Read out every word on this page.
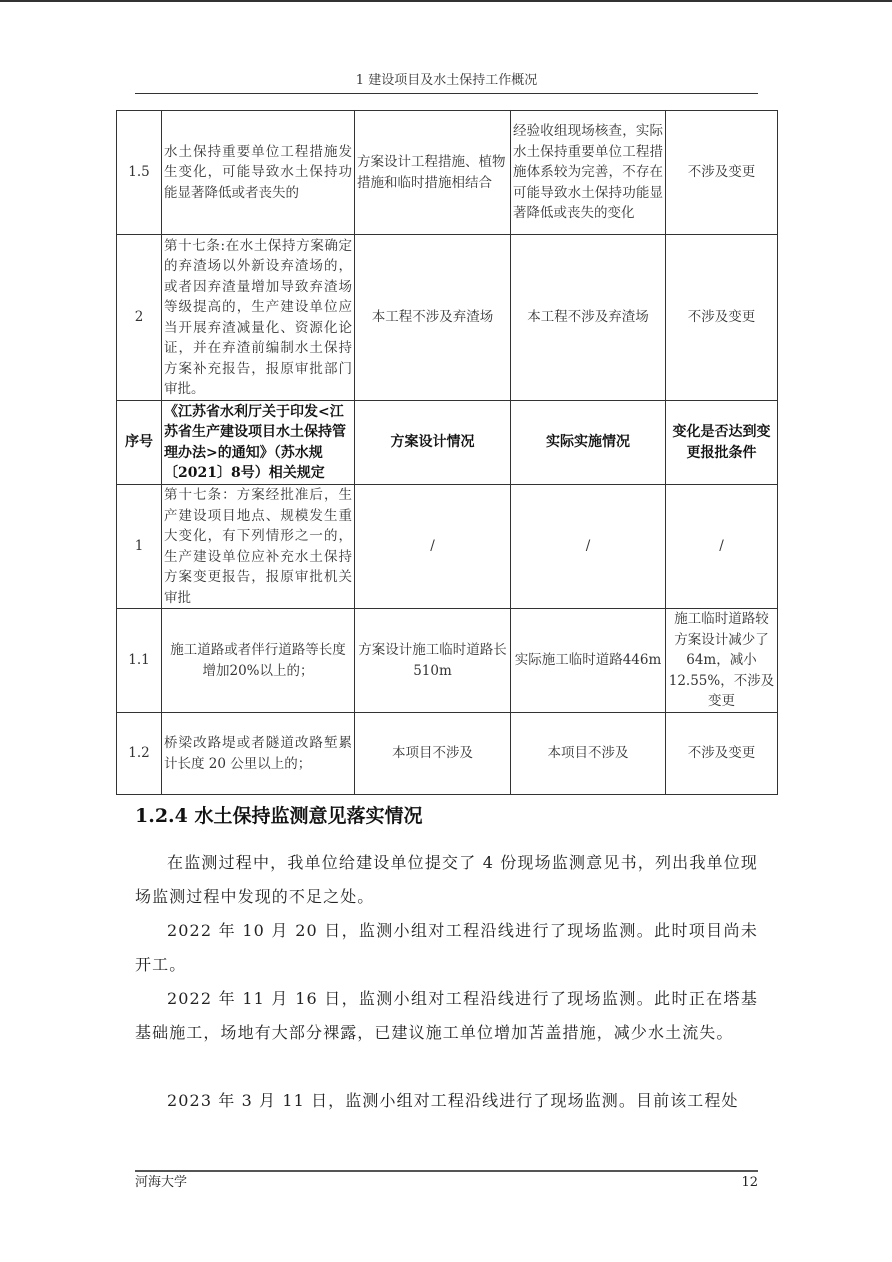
1 建设项目及水土保持工作概况
1.5	水土保持重要单位工程措施发生变化，可能导致水土保持功能显著降低或者丧失的	方案设计工程措施、植物措施和临时措施相结合	经验收组现场核查，实际水土保持重要单位工程措施体系较为完善，不存在可能导致水土保持功能显著降低或丧失的变化	不涉及变更
2	第十七条:在水土保持方案确定的弃渣场以外新设弃渣场的，或者因弃渣量增加导致弃渣场等级提高的，生产建设单位应当开展弃渣减量化、资源化论证，并在弃渣前编制水土保持方案补充报告，报原审批部门审批。	本工程不涉及弃渣场	本工程不涉及弃渣场	不涉及变更
序号	《江苏省水利厅关于印发<江苏省生产建设项目水土保持管理办法>的通知》（苏水规〔2021〕8号）相关规定	方案设计情况	实际实施情况	变化是否达到变更报批条件
1	第十七条：方案经批准后，生产建设项目地点、规模发生重大变化，有下列情形之一的，生产建设单位应补充水土保持方案变更报告，报原审批机关审批	/	/	/
1.1	施工道路或者伴行道路等长度增加20%以上的；	方案设计施工临时道路长 510m	实际施工临时道路446m	施工临时道路较方案设计减少了 64m，减小12.55%，不涉及变更
1.2	桥梁改路堤或者隧道改路堑累计长度 20 公里以上的；	本项目不涉及	本项目不涉及	不涉及变更
1.2.4 水土保持监测意见落实情况
在监测过程中，我单位给建设单位提交了 4 份现场监测意见书，列出我单位现场监测过程中发现的不足之处。
2022 年 10 月 20 日，监测小组对工程沿线进行了现场监测。此时项目尚未开工。
2022 年 11 月 16 日，监测小组对工程沿线进行了现场监测。此时正在塔基基础施工，场地有大部分裸露，已建议施工单位增加苫盖措施，减少水土流失。
2023 年 3 月 11 日，监测小组对工程沿线进行了现场监测。目前该工程处
河海大学	12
==============================
Write out the records above exactly as they appear, leaving out any pictures.

Read out every word on this page.
1 建设项目及水土保持工作概况
1.5	水土保持重要单位工程措施发生变化，可能导致水土保持功能显著降低或者丧失的	方案设计工程措施、植物措施和临时措施相结合	经验收组现场核查，实际水土保持重要单位工程措施体系较为完善，不存在可能导致水土保持功能显著降低或丧失的变化	不涉及变更
2	第十七条:在水土保持方案确定的弃渣场以外新设弃渣场的，或者因弃渣量增加导致弃渣场等级提高的，生产建设单位应当开展弃渣减量化、资源化论证，并在弃渣前编制水土保持方案补充报告，报原审批部门审批。	本工程不涉及弃渣场	本工程不涉及弃渣场	不涉及变更
序号	《江苏省水利厅关于印发<江苏省生产建设项目水土保持管理办法>的通知》（苏水规〔2021〕8号）相关规定	方案设计情况	实际实施情况	变化是否达到变更报批条件
1	第十七条：方案经批准后，生产建设项目地点、规模发生重大变化，有下列情形之一的，生产建设单位应补充水土保持方案变更报告，报原审批机关审批	/	/	/
1.1	施工道路或者伴行道路等长度增加20%以上的；	方案设计施工临时道路长 510m	实际施工临时道路446m	施工临时道路较方案设计减少了 64m，减小12.55%，不涉及变更
1.2	桥梁改路堤或者隧道改路堑累计长度 20 公里以上的；	本项目不涉及	本项目不涉及	不涉及变更
1.2.4 水土保持监测意见落实情况
在监测过程中，我单位给建设单位提交了 4 份现场监测意见书，列出我单位现场监测过程中发现的不足之处。
2022 年 10 月 20 日，监测小组对工程沿线进行了现场监测。此时项目尚未开工。
2022 年 11 月 16 日，监测小组对工程沿线进行了现场监测。此时正在塔基基础施工，场地有大部分裸露，已建议施工单位增加苫盖措施，减少水土流失。
2023 年 3 月 11 日，监测小组对工程沿线进行了现场监测。目前该工程处
河海大学	12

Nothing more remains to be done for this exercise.